#### [Problem to work on]
Below are the records. Restate word for word every line from the one that contains "Extract the structured" through the final line, both included.

#### [Materials provided]
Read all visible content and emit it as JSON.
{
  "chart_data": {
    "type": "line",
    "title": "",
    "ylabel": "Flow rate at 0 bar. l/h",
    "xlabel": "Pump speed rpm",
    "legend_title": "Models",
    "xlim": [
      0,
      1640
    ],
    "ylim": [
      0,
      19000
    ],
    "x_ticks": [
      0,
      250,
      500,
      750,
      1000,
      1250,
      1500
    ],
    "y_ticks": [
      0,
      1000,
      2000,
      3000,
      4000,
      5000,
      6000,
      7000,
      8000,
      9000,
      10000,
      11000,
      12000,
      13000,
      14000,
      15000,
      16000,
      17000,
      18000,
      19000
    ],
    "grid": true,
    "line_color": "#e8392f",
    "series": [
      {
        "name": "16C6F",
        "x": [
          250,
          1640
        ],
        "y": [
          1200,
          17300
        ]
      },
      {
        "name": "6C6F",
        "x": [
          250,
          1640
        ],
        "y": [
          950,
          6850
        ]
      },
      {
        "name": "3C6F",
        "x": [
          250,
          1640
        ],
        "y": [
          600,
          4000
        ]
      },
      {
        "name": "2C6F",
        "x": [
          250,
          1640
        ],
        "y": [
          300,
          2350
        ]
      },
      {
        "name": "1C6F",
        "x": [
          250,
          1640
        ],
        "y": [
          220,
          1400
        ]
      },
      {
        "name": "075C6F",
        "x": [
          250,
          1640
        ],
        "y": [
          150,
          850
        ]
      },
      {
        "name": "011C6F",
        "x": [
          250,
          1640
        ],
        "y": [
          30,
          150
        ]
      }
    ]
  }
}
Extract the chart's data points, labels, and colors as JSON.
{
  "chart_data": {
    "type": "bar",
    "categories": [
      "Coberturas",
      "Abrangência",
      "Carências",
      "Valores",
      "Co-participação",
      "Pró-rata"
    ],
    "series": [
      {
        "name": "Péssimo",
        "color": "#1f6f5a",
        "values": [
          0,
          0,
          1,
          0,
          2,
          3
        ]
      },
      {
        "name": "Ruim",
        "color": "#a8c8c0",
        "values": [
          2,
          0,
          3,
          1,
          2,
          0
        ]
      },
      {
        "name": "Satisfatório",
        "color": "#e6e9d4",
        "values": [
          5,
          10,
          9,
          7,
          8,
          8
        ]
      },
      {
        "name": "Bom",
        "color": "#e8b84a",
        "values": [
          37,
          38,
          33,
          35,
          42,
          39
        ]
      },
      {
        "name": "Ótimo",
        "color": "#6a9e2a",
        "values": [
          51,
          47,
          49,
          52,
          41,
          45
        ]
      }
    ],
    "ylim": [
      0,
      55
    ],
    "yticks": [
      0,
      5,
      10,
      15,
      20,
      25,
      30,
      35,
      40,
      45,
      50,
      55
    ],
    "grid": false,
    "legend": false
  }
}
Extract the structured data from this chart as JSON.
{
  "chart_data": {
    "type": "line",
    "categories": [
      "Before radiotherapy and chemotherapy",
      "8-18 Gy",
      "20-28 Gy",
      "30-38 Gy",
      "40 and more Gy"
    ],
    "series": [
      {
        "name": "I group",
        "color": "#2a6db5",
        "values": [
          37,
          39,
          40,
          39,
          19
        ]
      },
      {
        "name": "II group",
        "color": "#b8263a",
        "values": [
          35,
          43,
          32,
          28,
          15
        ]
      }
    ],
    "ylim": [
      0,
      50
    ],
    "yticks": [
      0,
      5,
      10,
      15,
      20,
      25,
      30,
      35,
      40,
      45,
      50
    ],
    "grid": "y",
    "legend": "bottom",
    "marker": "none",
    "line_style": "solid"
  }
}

#### [In response]
Extract the structured data from this chart as JSON.
{
  "chart_data": {
    "type": "line",
    "categories": [
      "Before radiotherapy and chemotherapy",
      "8-18 Gy",
      "20-28 Gy",
      "30-38 Gy",
      "40 and more Gy"
    ],
    "series": [
      {
        "name": "I group",
        "color": "#2a6db5",
        "values": [
          37,
          39,
          40,
          39,
          19
        ]
      },
      {
        "name": "II group",
        "color": "#b8263a",
        "values": [
          35,
          43,
          32,
          28,
          15
        ]
      }
    ],
    "ylim": [
      0,
      50
    ],
    "yticks": [
      0,
      5,
      10,
      15,
      20,
      25,
      30,
      35,
      40,
      45,
      50
    ],
    "grid": "y",
    "legend": "bottom",
    "marker": "none",
    "line_style": "solid"
  }
}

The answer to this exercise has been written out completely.